--- START OF MATERIAL TO PROCESS ---
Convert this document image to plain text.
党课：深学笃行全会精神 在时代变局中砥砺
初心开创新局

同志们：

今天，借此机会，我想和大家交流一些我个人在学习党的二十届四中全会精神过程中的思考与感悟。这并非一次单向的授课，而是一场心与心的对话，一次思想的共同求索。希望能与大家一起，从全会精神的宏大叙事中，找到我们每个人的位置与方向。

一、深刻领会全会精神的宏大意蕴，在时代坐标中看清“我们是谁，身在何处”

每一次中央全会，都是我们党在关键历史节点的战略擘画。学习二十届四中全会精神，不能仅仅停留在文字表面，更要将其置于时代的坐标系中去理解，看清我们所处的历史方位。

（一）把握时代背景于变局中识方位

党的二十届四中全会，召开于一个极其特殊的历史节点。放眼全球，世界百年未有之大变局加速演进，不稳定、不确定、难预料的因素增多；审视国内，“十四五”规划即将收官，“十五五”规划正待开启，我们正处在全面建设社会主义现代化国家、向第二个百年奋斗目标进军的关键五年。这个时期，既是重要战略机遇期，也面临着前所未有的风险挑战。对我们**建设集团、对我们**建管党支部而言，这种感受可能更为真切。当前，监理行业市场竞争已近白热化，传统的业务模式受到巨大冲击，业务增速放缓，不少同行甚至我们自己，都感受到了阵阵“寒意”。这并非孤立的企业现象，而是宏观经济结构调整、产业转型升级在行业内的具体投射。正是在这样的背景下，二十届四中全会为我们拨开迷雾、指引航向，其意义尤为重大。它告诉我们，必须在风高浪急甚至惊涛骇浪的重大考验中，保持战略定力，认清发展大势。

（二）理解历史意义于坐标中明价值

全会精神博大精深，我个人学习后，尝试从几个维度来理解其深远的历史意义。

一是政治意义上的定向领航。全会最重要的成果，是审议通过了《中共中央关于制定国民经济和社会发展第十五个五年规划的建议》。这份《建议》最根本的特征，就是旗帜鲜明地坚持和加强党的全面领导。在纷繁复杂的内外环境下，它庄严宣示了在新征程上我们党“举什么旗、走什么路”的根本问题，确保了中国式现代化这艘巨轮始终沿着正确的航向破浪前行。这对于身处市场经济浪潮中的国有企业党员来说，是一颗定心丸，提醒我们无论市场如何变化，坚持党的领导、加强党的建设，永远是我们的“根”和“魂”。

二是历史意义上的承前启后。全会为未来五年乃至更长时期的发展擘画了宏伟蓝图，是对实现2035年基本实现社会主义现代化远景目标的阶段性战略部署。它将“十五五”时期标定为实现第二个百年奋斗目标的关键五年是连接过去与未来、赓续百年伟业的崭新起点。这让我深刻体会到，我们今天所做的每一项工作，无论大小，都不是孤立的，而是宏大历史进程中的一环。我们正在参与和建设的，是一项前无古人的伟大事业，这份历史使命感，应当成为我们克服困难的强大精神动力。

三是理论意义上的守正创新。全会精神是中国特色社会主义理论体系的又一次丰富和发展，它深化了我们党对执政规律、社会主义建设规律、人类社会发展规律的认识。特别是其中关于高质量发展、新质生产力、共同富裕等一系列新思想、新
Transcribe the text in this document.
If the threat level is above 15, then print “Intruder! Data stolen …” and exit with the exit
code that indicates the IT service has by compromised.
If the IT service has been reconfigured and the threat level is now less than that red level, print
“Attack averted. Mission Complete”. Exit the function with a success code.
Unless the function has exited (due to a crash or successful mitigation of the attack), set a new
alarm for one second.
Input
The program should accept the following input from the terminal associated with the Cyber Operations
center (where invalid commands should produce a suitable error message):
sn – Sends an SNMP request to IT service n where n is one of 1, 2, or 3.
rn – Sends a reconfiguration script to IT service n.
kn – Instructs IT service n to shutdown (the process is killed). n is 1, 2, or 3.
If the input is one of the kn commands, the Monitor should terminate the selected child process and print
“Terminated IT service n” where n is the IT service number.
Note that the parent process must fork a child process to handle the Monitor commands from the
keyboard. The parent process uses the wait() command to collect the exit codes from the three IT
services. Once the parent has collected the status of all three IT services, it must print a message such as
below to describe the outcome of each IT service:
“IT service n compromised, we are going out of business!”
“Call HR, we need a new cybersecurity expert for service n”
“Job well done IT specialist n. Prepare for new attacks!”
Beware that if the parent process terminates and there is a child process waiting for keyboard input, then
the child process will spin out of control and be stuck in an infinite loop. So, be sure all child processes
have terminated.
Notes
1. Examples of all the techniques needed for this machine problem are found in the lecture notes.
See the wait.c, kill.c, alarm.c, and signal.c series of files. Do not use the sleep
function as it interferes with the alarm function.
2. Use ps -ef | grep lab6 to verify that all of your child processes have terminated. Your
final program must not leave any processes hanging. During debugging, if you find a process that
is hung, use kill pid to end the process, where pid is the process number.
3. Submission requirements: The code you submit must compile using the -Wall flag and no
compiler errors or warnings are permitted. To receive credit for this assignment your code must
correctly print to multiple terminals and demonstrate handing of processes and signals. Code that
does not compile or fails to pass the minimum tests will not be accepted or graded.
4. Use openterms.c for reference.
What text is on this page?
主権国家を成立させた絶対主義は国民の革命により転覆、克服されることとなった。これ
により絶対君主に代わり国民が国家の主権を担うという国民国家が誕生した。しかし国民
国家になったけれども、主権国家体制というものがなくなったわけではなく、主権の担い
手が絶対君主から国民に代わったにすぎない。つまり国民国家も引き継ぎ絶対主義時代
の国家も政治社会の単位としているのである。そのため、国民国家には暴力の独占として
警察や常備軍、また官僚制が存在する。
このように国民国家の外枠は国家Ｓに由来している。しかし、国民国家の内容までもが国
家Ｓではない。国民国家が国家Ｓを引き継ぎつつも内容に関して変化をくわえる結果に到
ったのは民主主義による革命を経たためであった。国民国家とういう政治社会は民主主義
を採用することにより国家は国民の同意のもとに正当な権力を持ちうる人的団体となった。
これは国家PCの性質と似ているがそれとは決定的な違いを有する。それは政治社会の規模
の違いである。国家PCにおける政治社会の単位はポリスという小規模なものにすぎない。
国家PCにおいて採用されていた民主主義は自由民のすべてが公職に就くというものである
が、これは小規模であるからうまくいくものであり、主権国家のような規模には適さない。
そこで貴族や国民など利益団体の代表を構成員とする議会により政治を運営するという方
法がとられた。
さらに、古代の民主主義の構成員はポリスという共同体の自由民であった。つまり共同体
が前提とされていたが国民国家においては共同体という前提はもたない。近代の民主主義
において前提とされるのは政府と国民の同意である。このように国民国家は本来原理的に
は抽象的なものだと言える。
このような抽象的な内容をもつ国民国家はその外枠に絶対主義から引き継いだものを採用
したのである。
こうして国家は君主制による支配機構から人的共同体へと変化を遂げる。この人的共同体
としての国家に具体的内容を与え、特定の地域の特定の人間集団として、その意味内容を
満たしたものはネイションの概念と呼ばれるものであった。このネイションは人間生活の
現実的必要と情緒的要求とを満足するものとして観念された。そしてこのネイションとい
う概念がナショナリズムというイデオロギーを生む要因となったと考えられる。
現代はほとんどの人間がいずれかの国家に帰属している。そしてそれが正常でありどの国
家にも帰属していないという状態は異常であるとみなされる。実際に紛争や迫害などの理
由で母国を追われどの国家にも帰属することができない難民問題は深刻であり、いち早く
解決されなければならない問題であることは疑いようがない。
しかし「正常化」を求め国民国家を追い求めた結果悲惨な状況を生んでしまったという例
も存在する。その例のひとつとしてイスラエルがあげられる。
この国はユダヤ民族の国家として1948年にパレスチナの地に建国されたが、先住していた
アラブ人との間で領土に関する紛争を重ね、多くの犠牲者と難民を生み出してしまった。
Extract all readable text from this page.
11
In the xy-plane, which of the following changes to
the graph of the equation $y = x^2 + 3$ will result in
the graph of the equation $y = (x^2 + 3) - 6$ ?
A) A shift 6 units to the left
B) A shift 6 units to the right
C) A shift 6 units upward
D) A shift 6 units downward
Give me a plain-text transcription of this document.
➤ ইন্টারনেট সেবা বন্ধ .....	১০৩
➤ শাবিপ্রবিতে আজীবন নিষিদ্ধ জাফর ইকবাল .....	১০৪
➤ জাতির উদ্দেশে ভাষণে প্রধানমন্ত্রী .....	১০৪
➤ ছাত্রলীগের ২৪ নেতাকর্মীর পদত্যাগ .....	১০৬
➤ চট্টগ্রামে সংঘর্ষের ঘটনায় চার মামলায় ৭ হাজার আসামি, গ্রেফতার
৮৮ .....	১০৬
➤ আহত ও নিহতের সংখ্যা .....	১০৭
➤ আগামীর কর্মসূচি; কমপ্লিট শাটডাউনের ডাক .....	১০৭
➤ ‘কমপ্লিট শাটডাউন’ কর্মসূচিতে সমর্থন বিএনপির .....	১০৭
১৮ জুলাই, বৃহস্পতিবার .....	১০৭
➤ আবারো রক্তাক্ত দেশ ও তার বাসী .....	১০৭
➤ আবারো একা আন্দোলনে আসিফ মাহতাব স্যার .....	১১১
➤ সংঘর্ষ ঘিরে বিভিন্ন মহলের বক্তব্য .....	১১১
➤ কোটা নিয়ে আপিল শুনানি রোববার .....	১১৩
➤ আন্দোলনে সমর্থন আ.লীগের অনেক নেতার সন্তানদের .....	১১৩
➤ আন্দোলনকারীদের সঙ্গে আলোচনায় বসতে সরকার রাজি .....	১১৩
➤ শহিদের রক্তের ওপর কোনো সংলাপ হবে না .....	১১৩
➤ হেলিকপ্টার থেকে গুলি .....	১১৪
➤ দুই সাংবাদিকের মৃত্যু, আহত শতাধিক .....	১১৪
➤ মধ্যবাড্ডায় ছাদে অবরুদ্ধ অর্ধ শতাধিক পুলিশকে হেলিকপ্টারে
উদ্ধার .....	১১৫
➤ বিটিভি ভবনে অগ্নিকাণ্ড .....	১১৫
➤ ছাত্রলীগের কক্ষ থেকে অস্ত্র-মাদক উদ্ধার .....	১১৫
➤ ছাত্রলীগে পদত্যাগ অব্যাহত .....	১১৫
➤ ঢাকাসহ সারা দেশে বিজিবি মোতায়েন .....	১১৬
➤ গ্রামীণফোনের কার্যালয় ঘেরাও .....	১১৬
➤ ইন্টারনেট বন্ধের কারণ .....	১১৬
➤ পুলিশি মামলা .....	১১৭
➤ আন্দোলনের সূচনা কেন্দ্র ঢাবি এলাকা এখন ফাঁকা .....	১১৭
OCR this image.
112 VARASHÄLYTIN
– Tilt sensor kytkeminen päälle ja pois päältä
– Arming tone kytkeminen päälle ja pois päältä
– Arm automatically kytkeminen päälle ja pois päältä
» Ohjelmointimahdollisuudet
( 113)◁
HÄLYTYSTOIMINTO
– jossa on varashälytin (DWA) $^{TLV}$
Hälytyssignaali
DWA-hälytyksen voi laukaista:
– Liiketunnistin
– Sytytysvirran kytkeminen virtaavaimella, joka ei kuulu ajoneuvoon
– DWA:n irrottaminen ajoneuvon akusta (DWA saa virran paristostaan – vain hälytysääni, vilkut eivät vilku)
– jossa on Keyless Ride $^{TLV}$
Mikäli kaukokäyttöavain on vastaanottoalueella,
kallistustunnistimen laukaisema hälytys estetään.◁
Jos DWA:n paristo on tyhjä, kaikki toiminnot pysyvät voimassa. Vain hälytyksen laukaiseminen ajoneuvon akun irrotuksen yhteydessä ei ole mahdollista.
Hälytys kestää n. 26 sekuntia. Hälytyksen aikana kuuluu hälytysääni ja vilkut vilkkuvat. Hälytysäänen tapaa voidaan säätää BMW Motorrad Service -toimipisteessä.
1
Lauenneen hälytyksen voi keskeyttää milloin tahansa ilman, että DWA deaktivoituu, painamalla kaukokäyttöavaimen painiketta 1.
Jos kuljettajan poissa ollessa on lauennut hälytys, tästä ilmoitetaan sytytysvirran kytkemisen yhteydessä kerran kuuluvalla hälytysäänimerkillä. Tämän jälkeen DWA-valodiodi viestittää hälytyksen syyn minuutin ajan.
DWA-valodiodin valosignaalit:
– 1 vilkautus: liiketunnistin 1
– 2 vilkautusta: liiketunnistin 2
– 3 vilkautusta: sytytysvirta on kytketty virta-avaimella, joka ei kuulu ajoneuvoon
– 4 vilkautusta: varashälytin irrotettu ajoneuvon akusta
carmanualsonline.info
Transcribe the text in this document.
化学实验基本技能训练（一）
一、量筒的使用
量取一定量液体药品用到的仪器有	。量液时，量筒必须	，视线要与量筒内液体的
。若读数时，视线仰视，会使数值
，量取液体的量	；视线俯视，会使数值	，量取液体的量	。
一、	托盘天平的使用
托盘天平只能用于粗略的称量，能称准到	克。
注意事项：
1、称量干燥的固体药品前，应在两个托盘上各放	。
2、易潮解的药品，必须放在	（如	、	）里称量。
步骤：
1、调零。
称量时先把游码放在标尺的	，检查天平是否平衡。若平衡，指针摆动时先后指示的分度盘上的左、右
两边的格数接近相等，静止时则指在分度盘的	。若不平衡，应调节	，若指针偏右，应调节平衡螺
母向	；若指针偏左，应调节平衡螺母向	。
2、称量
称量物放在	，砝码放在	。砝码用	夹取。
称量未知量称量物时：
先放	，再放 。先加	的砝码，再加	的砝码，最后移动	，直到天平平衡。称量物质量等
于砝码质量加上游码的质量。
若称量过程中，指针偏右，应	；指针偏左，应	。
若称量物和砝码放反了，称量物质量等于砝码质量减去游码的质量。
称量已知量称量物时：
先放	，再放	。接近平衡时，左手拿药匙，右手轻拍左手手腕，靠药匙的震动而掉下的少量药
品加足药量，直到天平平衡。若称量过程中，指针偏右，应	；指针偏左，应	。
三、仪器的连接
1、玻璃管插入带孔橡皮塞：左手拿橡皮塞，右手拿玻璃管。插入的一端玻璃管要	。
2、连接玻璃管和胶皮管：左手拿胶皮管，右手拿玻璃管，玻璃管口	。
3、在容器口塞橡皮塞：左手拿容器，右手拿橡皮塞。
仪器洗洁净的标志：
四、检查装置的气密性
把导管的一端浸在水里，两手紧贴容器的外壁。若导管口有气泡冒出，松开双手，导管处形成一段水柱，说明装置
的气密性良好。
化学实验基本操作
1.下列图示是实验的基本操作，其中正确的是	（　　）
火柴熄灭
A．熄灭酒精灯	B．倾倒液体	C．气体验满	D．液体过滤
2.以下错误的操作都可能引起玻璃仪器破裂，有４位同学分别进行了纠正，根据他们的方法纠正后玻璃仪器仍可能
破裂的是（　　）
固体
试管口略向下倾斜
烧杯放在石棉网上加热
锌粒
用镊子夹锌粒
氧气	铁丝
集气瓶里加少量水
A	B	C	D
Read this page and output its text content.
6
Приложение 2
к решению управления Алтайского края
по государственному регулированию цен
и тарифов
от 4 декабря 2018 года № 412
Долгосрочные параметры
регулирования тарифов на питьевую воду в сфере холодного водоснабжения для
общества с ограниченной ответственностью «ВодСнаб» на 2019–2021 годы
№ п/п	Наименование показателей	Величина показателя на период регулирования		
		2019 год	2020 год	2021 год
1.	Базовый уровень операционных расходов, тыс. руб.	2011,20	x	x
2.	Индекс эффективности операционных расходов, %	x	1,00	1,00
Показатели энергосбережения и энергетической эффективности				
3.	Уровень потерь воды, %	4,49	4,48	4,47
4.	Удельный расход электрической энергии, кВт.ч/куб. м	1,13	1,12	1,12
--- END OF MATERIAL TO PROCESS ---
→ PROBLEM DETAILS
Exactly reproduce the lines that run from the line with "Read this page and output its text content." through the last line of the records, inclusive.

→ EXERCISE SOLUTION
Read this page and output its text content.
6
Приложение 2
к решению управления Алтайского края
по государственному регулированию цен
и тарифов
от 4 декабря 2018 года № 412
Долгосрочные параметры
регулирования тарифов на питьевую воду в сфере холодного водоснабжения для
общества с ограниченной ответственностью «ВодСнаб» на 2019–2021 годы
№ п/п	Наименование показателей	Величина показателя на период регулирования		
		2019 год	2020 год	2021 год
1.	Базовый уровень операционных расходов, тыс. руб.	2011,20	x	x
2.	Индекс эффективности операционных расходов, %	x	1,00	1,00
Показатели энергосбережения и энергетической эффективности				
3.	Уровень потерь воды, %	4,49	4,48	4,47
4.	Удельный расход электрической энергии, кВт.ч/куб. м	1,13	1,12	1,12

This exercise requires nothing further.